- [Records for processing]:
▶
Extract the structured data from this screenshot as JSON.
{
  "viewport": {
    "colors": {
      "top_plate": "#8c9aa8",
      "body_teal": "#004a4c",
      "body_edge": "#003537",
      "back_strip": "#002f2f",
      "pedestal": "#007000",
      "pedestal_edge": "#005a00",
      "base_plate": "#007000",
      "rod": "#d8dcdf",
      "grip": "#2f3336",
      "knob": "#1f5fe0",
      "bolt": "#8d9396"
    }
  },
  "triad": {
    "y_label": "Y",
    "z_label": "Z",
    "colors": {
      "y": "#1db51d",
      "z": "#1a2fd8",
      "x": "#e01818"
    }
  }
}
◀
- [Description of the task]:
Write down every line of the data exactly as it appears above.

- [Task result]:
Extract the structured data from this screenshot as JSON.
{
  "viewport": {
    "colors": {
      "top_plate": "#8c9aa8",
      "body_teal": "#004a4c",
      "body_edge": "#003537",
      "back_strip": "#002f2f",
      "pedestal": "#007000",
      "pedestal_edge": "#005a00",
      "base_plate": "#007000",
      "rod": "#d8dcdf",
      "grip": "#2f3336",
      "knob": "#1f5fe0",
      "bolt": "#8d9396"
    }
  },
  "triad": {
    "y_label": "Y",
    "z_label": "Z",
    "colors": {
      "y": "#1db51d",
      "z": "#1a2fd8",
      "x": "#e01818"
    }
  }
}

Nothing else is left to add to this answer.